** START **
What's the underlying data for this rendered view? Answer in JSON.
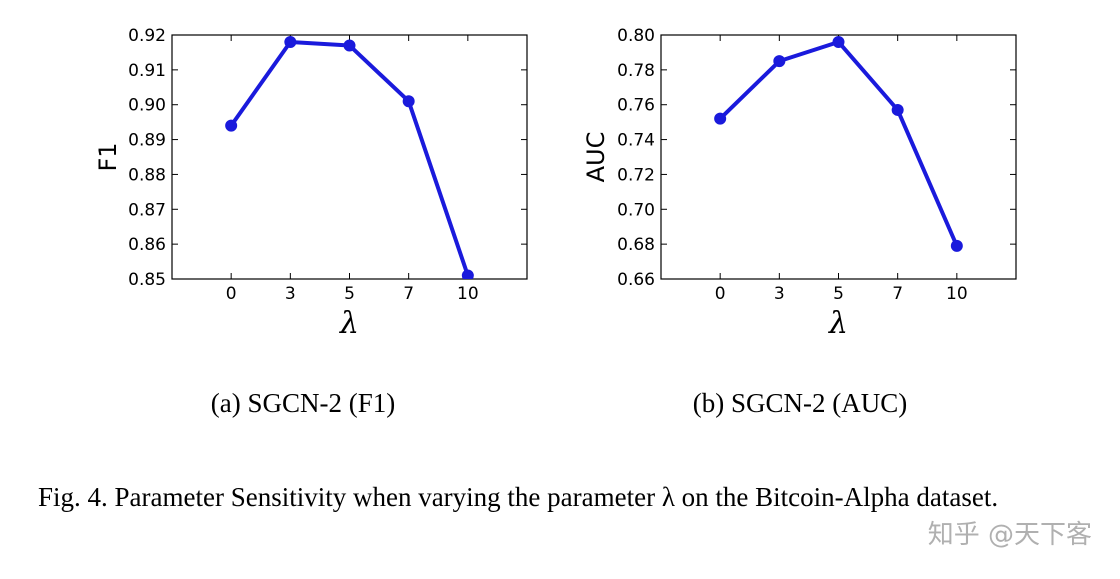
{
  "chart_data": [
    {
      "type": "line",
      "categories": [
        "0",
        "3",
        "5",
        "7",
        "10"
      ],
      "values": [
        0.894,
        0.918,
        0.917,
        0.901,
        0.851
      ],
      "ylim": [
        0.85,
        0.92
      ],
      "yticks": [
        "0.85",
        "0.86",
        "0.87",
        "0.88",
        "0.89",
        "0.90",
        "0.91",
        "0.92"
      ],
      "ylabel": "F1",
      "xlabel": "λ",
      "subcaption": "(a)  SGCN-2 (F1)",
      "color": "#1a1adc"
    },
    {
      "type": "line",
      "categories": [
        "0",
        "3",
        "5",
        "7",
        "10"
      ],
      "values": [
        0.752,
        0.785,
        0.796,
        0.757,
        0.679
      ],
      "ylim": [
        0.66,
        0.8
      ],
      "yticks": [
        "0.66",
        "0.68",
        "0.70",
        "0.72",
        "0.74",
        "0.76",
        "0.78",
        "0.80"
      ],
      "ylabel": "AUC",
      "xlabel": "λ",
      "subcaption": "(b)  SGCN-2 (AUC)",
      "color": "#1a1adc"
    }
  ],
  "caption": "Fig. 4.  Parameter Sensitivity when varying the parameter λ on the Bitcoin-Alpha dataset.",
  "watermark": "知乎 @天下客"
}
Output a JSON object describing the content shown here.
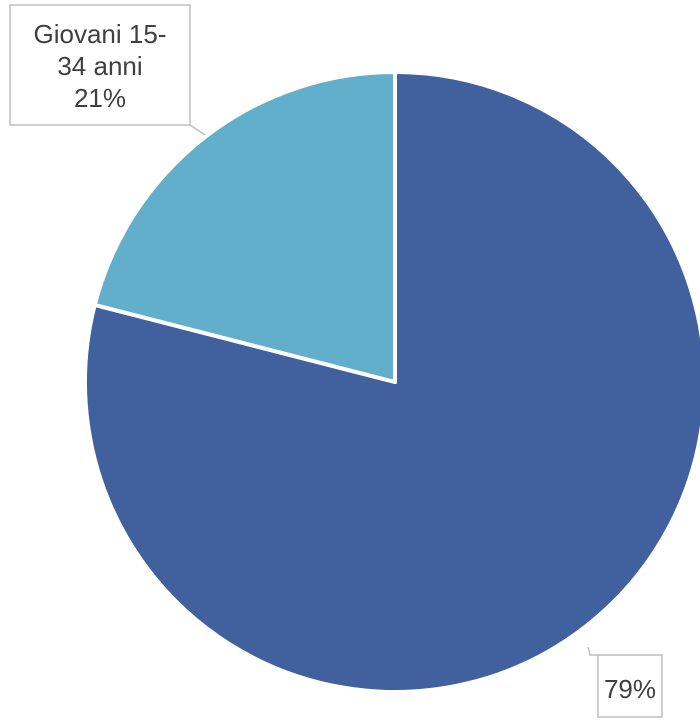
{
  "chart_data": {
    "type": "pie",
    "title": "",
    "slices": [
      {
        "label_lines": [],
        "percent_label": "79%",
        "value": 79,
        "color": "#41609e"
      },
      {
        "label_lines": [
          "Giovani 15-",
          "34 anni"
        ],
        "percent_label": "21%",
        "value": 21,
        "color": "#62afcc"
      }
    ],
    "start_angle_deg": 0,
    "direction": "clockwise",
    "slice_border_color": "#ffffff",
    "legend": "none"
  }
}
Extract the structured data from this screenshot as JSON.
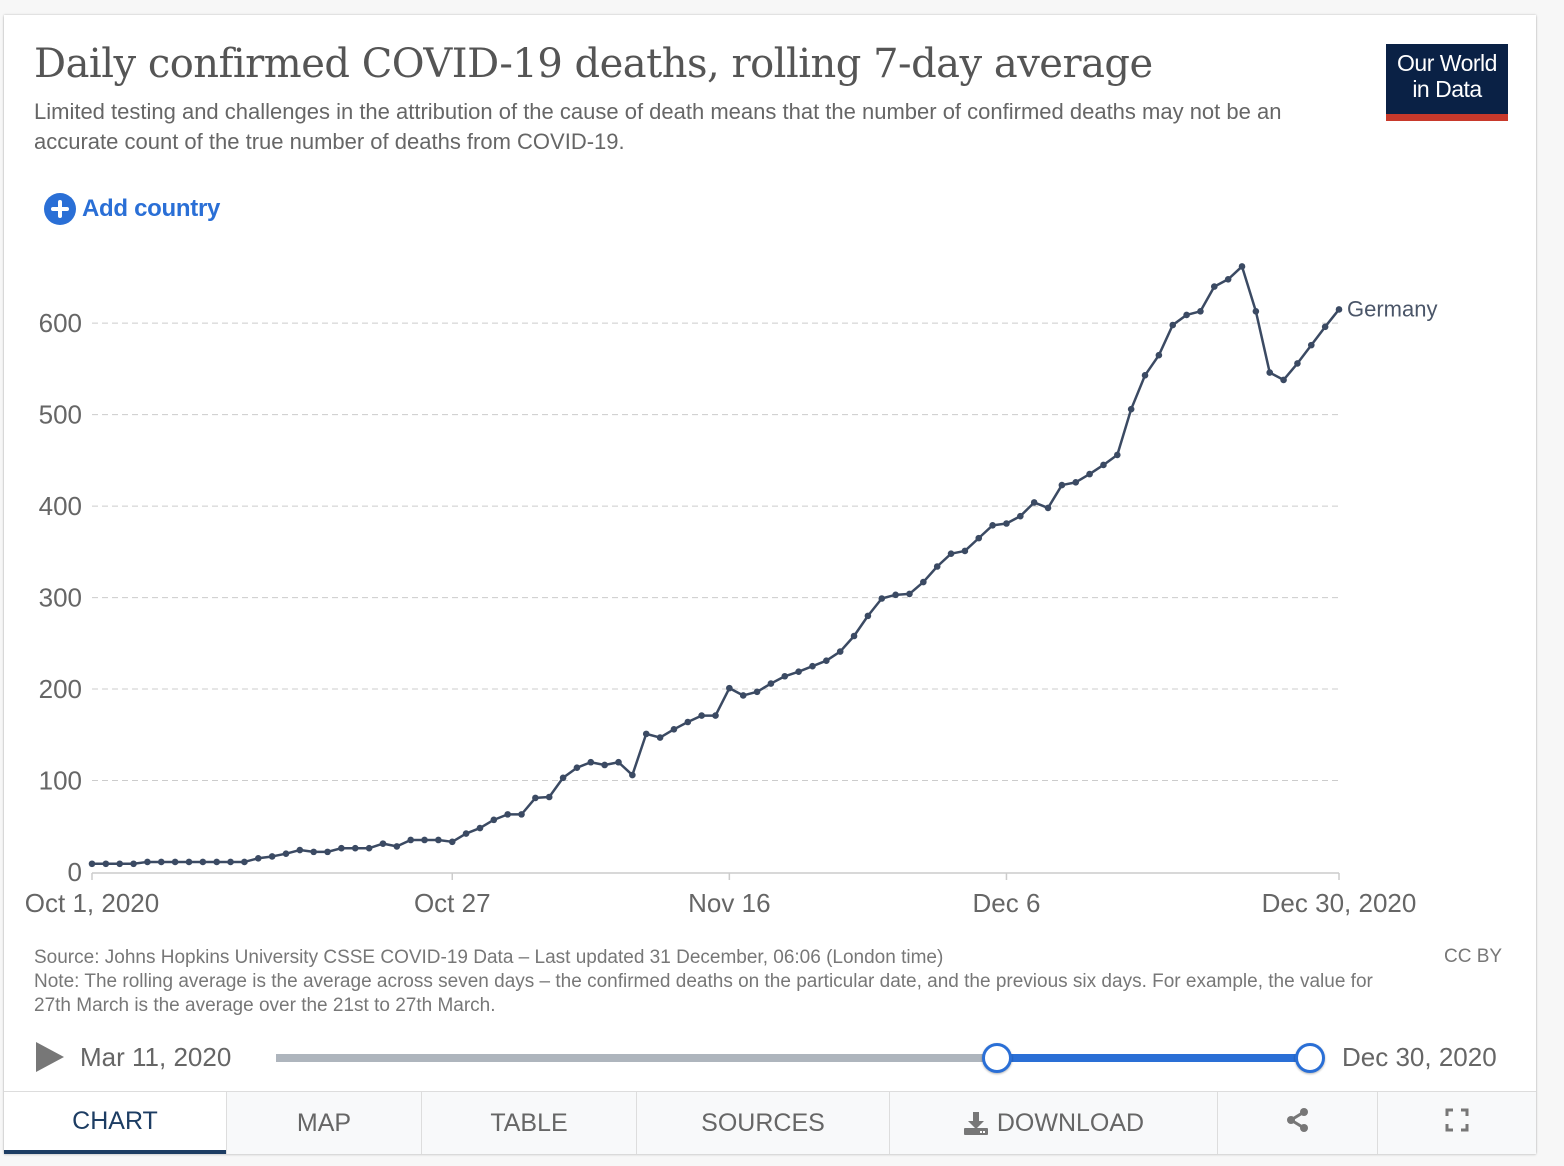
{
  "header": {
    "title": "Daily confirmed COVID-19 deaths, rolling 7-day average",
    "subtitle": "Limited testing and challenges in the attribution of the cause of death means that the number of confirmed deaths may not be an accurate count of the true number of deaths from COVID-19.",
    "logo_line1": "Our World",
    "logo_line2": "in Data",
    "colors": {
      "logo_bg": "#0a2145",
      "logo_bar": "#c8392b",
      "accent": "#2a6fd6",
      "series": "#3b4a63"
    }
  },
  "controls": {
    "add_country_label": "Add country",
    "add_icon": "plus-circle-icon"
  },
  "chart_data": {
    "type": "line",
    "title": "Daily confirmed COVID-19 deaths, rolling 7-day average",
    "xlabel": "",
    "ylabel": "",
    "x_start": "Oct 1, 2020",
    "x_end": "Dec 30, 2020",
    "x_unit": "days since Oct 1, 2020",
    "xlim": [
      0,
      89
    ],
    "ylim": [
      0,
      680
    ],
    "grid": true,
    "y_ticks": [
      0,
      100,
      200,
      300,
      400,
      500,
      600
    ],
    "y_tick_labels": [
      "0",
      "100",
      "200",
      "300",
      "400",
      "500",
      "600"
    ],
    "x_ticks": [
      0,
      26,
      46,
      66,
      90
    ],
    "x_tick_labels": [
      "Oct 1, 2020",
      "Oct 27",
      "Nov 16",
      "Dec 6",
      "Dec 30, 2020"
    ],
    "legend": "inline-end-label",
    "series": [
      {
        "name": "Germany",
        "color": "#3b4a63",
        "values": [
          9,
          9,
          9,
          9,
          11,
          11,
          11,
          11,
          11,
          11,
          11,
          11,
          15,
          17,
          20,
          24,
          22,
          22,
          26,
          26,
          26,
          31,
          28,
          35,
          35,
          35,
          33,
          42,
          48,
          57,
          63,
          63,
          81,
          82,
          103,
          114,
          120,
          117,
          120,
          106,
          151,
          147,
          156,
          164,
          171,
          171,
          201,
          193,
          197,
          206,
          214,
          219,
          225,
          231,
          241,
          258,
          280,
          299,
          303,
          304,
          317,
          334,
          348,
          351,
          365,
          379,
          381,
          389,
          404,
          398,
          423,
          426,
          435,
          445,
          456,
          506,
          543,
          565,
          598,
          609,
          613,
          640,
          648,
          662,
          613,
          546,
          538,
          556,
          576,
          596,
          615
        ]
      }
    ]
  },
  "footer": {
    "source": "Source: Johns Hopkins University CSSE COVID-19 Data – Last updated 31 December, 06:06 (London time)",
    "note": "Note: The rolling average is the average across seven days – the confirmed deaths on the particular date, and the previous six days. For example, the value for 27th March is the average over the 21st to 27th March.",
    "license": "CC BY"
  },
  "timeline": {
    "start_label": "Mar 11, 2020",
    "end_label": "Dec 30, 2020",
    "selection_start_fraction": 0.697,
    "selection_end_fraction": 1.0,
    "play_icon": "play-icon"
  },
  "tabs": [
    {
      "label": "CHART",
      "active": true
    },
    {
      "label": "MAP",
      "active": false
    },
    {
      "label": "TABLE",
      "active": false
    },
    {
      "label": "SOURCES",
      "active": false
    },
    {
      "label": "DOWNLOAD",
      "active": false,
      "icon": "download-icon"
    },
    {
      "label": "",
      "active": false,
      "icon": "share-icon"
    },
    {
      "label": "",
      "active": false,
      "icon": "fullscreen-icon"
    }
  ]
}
** END **
** START **
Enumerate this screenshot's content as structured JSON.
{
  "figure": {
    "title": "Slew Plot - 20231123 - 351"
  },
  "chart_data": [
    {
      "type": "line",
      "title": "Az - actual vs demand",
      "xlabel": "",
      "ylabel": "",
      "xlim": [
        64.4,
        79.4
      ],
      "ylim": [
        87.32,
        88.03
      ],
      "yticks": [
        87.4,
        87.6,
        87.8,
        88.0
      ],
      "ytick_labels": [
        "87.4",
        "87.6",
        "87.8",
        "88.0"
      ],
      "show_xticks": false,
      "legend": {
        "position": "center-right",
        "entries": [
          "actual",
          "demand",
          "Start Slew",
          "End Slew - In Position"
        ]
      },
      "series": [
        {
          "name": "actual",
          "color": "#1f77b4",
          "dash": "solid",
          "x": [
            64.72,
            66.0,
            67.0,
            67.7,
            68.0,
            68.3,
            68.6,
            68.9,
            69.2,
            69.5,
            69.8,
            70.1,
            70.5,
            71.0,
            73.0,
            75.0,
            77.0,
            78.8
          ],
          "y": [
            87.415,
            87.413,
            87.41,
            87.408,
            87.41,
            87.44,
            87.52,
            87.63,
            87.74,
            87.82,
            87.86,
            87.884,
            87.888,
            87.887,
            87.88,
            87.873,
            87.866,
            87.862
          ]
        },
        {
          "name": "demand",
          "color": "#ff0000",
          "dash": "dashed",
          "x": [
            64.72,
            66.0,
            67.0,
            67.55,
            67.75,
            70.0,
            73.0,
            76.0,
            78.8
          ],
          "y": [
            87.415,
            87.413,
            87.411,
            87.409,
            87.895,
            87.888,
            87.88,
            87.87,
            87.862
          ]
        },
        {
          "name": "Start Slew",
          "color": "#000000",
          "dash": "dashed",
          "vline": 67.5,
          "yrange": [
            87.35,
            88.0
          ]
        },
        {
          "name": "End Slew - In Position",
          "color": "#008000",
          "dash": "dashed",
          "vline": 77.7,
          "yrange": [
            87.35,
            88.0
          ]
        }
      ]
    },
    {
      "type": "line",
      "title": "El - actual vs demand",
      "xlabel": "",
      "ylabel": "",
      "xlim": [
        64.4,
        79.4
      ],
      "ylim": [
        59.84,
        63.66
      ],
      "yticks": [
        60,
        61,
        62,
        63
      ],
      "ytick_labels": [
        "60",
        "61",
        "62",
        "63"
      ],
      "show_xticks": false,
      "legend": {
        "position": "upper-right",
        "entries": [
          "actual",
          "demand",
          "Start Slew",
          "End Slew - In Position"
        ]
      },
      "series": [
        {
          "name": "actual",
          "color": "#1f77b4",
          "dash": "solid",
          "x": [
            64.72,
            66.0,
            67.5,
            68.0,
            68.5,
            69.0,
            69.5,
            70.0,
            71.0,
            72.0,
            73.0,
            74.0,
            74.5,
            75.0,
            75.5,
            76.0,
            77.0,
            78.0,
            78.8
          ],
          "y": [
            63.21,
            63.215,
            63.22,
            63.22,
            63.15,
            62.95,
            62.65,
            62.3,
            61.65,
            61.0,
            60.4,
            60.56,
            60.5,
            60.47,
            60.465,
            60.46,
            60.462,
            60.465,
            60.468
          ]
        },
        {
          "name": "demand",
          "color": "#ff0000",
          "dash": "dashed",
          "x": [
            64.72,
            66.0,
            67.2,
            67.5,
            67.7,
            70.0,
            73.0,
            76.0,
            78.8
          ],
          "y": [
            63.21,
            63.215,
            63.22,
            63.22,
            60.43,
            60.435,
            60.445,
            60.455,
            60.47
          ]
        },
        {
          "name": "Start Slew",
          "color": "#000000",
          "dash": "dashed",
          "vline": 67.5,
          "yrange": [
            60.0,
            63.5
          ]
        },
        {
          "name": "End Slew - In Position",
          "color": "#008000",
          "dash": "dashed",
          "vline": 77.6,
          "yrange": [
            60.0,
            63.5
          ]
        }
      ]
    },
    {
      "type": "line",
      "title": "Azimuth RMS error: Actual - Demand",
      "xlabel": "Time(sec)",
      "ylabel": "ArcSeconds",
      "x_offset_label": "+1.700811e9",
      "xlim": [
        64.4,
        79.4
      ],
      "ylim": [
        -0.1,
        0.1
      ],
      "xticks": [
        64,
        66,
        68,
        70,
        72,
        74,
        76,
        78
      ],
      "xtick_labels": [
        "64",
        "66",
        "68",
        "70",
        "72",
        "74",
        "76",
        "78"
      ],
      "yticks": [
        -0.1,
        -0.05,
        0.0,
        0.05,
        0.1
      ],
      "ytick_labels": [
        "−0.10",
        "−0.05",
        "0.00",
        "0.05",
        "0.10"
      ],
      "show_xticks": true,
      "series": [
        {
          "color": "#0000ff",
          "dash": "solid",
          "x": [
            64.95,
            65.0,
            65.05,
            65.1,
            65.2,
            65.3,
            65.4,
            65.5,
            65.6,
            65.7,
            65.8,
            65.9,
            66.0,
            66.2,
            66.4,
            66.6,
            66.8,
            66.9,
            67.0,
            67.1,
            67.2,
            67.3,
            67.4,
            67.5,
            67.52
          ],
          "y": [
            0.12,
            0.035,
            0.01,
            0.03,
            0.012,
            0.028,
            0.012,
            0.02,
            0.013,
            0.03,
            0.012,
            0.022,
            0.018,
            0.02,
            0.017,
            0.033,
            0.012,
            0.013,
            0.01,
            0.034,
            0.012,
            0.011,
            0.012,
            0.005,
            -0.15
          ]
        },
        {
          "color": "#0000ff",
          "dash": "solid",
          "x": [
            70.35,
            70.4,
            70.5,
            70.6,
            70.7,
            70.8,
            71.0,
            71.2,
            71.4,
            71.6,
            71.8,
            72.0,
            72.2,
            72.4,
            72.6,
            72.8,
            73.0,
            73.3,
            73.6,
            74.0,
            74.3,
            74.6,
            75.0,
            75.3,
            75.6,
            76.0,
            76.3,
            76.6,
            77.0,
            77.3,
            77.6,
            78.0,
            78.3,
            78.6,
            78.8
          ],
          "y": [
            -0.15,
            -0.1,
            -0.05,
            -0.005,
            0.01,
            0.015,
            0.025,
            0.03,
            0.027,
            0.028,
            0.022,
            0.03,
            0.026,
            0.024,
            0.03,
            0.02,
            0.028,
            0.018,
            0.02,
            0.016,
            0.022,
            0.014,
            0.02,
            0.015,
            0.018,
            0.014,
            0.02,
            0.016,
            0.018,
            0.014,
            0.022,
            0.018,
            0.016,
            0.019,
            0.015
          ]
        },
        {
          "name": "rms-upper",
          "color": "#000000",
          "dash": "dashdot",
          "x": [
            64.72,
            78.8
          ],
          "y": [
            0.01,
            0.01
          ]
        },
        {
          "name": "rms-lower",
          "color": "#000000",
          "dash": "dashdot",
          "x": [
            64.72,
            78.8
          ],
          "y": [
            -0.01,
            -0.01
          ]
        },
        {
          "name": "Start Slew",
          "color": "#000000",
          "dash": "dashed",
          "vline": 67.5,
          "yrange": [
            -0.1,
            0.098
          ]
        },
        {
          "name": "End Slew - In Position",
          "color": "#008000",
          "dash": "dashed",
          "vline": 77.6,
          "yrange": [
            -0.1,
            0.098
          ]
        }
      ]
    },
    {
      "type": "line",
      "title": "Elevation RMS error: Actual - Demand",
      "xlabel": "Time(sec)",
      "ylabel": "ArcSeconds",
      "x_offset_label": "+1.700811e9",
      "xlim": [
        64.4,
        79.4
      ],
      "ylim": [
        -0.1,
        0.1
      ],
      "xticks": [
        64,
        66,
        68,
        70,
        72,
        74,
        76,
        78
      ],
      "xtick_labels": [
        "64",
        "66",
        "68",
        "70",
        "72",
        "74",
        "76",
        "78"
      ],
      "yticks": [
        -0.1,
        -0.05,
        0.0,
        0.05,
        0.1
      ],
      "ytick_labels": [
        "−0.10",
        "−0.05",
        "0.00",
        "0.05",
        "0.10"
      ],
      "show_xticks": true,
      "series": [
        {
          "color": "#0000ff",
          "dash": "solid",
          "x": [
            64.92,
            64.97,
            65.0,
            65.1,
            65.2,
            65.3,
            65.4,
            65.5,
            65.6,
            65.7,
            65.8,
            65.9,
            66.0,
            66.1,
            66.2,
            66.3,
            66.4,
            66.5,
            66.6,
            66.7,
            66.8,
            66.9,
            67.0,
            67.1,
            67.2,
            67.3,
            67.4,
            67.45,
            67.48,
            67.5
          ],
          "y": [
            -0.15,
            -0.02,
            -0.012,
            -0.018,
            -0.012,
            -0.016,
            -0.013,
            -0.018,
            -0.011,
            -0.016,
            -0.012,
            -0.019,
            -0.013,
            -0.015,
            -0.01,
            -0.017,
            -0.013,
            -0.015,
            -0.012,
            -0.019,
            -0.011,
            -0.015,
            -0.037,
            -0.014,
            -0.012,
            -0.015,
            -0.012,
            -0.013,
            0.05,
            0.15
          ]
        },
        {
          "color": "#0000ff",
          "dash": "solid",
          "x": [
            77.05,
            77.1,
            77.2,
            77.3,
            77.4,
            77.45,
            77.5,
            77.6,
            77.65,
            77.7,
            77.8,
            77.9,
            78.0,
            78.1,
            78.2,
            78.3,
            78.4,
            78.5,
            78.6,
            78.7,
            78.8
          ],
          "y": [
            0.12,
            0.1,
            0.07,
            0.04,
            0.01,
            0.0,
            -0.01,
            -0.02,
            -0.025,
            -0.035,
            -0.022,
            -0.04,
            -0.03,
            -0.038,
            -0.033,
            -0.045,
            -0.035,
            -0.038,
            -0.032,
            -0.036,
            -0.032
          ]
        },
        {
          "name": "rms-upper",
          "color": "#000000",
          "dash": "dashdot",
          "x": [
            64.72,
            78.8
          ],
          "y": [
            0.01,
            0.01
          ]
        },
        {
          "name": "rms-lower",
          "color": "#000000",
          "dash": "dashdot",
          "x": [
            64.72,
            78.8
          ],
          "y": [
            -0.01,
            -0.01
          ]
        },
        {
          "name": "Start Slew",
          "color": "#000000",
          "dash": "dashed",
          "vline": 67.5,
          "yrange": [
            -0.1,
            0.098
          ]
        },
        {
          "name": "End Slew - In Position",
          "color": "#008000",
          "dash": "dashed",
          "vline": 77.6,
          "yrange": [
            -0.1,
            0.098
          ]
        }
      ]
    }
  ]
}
** END **
▶ _PROBLEM TO WORK ON_
Wherever a line in the data above holds "this", copy that line.

▶ _OUTPUT OF THE TASK_
What's the underlying data for this rendered view? Answer in JSON.
Extract the structured data from this screenshot as JSON.
Enumerate this screenshot's content as structured JSON.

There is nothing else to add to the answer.